▶ **Attività da svolgere**
1) Secondo il brano su AMA e ATAC, quale tasso di assenteismo ha registrato AMA l'anno scorso?
2) Trascriva dal brano su AMA e ATAC la parte che comincia con "Il primo punto" e prosegue fino a "sulle due municipalizzate.".
3) Prosegua il brano su AMA e ATAC dal punto in cui termina.

▶ **Testo di riferimento**
_ _ _ _ _ _ _

Il primo punto è il necessario equilibrio tra i ruoli: potere di indirizzo della politica, responsabilità gestionale degli amministratori delle società e potere decisionali ai dirigenti delle stesse. Qualsiasi sconfinamento mina le buone pratiche di governance e di chiarezza delle attribuzioni. Ed è quanto accade ad AMA e ATAC da molti anni. E su tale aspetto il caos e la confusione regnano sovrani sulle due municipalizzate.
AMA e ATAC da troppo tempo soffrono la mancanza di governance chiare e trasparenti e di risorse e infrastrutture. C’è poi un tema legato alla gestione del personale ma è come chiedersi se nasce prima l’uovo o la gallina. Che le due aziende soffrano di vistose anomalie e inefficienze in termini di organici è molto evidente. AMA l’anno scorso ha accusato un tasso di assenteismo intorno al 20% ma nell’anno in corso è tornato su livelli fisiologici del 14-15%. Consueti per AMA ma che sono ben oltre la media nazionale, circa il 10% nel settore pubblico e inferiore al 7% in quello privato. Anche ATAC presenta numeri simili mentre una società come Acea, controllata dal comune ma quotata in borsa, è allineata al tasso di assenteismo delle imprese private, quindi circa la metà rispetto alle municipalizzate di trasporti e rifiuti.

_ _ _ _ _ _ _

▶ **Dati da esaminare**
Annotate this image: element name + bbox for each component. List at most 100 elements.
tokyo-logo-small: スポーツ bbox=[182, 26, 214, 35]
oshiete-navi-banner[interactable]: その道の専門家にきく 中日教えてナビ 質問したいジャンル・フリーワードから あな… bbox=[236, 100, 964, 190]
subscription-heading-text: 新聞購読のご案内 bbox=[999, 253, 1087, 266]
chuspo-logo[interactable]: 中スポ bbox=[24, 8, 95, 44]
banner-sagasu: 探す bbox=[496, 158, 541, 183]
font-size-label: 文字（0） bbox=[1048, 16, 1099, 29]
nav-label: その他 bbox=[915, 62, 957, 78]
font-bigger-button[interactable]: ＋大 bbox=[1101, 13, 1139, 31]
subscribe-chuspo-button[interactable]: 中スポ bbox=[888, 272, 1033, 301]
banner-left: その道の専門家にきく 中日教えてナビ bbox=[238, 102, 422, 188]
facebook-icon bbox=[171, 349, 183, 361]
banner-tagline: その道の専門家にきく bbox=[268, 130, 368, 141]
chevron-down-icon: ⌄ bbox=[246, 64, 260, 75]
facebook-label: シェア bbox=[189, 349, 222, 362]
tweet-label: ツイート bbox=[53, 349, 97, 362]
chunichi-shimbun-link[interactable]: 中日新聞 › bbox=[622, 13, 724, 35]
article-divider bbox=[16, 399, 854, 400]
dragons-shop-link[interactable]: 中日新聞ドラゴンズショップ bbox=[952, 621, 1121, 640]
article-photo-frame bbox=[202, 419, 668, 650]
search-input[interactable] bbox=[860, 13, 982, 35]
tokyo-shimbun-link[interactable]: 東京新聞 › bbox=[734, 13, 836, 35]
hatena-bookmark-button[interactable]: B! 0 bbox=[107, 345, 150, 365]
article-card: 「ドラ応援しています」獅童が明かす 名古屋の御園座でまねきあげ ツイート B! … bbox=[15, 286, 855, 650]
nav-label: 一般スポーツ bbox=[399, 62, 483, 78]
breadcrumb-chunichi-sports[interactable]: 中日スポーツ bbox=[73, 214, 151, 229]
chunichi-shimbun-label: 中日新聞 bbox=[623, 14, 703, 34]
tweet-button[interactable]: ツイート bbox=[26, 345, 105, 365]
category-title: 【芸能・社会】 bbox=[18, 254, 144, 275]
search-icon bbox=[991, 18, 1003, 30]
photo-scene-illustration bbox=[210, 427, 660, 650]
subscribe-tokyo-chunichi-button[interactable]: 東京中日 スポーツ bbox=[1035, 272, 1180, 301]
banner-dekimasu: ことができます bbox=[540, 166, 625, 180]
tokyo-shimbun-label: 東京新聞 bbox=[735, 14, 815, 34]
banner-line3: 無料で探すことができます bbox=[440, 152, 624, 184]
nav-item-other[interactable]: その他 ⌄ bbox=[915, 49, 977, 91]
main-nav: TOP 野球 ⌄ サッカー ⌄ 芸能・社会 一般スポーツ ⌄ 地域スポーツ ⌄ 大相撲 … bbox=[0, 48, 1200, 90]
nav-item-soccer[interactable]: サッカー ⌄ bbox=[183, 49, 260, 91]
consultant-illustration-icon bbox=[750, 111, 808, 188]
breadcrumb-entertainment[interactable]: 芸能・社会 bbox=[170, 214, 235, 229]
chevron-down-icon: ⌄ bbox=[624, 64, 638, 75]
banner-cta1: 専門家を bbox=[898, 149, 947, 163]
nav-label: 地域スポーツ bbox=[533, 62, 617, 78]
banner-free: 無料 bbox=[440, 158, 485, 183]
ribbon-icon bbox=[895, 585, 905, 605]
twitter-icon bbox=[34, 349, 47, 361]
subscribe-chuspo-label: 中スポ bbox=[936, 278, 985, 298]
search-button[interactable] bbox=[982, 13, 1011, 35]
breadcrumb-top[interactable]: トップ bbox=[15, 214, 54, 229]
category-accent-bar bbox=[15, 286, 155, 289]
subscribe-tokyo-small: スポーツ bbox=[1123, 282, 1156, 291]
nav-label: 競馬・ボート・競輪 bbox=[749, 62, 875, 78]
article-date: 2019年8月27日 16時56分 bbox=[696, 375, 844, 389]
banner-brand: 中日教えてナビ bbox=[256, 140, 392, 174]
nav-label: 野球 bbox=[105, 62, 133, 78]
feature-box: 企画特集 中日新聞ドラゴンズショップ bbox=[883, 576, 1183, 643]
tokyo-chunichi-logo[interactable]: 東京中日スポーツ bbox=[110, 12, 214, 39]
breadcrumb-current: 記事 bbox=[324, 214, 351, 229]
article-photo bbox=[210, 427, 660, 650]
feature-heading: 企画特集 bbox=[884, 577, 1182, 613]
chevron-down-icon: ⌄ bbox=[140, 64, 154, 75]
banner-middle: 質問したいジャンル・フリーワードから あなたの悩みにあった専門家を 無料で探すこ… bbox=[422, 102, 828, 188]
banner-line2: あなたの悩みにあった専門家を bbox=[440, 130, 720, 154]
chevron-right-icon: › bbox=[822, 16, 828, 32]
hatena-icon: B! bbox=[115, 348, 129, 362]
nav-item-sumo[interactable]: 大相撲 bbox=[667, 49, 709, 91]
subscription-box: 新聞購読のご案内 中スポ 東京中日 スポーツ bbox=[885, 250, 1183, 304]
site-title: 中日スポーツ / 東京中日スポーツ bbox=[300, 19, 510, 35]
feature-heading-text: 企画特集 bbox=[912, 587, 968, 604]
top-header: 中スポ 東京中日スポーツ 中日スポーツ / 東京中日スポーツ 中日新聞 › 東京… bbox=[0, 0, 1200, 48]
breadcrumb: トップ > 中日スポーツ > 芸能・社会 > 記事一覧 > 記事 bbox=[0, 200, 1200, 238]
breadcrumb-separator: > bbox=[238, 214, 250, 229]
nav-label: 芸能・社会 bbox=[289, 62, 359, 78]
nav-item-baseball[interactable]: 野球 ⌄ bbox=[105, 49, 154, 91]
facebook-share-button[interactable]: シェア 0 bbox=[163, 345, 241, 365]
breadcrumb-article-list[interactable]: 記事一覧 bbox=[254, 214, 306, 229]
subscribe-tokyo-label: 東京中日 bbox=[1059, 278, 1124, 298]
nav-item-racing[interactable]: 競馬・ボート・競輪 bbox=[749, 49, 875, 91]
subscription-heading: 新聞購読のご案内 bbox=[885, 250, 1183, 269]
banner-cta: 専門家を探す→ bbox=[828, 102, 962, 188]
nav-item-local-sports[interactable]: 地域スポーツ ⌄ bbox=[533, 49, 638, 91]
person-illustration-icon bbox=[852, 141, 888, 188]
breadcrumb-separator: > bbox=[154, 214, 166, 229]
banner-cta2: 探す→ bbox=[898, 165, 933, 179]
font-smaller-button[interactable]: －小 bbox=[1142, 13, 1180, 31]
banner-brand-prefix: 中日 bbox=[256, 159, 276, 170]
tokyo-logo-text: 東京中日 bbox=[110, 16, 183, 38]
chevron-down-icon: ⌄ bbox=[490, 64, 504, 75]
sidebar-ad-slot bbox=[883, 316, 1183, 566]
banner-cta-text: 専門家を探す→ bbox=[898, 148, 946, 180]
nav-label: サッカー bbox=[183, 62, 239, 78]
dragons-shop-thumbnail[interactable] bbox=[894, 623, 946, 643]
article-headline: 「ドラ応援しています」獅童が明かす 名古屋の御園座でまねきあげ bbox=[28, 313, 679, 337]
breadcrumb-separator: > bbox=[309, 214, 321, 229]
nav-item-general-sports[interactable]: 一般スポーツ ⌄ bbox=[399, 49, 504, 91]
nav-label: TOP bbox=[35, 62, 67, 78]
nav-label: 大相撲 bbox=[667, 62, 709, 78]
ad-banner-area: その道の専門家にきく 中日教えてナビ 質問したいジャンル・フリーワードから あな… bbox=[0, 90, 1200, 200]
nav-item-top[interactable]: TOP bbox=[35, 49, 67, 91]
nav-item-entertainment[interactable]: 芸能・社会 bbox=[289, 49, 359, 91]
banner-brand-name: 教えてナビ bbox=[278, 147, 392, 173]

_ _ _ _ _ _ _

▶ **Risposte attese**
1) Intorno al 20%.

2)
Il primo punto è il necessario equilibrio tra i ruoli: potere di indirizzo della politica, responsabilità gestionale degli amministratori delle società e potere decisionali ai dirigenti delle stesse. Qualsiasi sconfinamento mina le buone pratiche di governance e di chiarezza delle attribuzioni. Ed è quanto accade ad AMA e ATAC da molti anni. E su tale aspetto il caos e la confusione regnano sovrani sulle due municipalizzate.

3)
Ama e Acea pochi spazi di collaborazione
Durante la campagna elettorale è tornata d’attualità l’ipotesi di integrare AMA in Acea. Allo stato attuale sarebbe una operazione che non migliora le prospettive di AMA e azzopperebbe Acea caricandola di oneri impropri. C’è poi una questione di modello di business. In tutte le grandi città europee, compresa Milano, la raccolta rifiuti è affidata a una società diversa da quella che gestisce lo smaltimento. Inoltre AMA non ha quasi più impianti quindi è poco comprensibile cosa potrebbe conferire in un matrimonio con Acea. La carenza di impianti tuttavia influisce negativamente sulla raccolta. Roma nel 2020 ha visto scendere la percentuale di differenziata dal 45 al 43%. In 5 anni la percentuale è rimasta sostanzialmente ferma mentre a Milano è salita dal 49 al 65%.
La realizzazione di impianti di smaltimento anaerobici è ancora sottoposta a iter autorizzativo e così circa 500mila tonnellate l’anno di rifiuti organici non possono essere intercettate dalla raccolta differenziata. Recentemente il Ministero per la transizione ecologica ha pubblicato i bandi per l’economia circolare con i quali verranno finanziati progetti per 1,5 miliardi di euro con risorse del Pnrr e il 60% sarà destinato al centro sud. Partecipare al bando dovrebbe essere questione scontata per Roma e AMA ma per presentare i progetti devono essere individuate anche le aree per realizzare gli impianti e su questo la nebbia è ancora spessa.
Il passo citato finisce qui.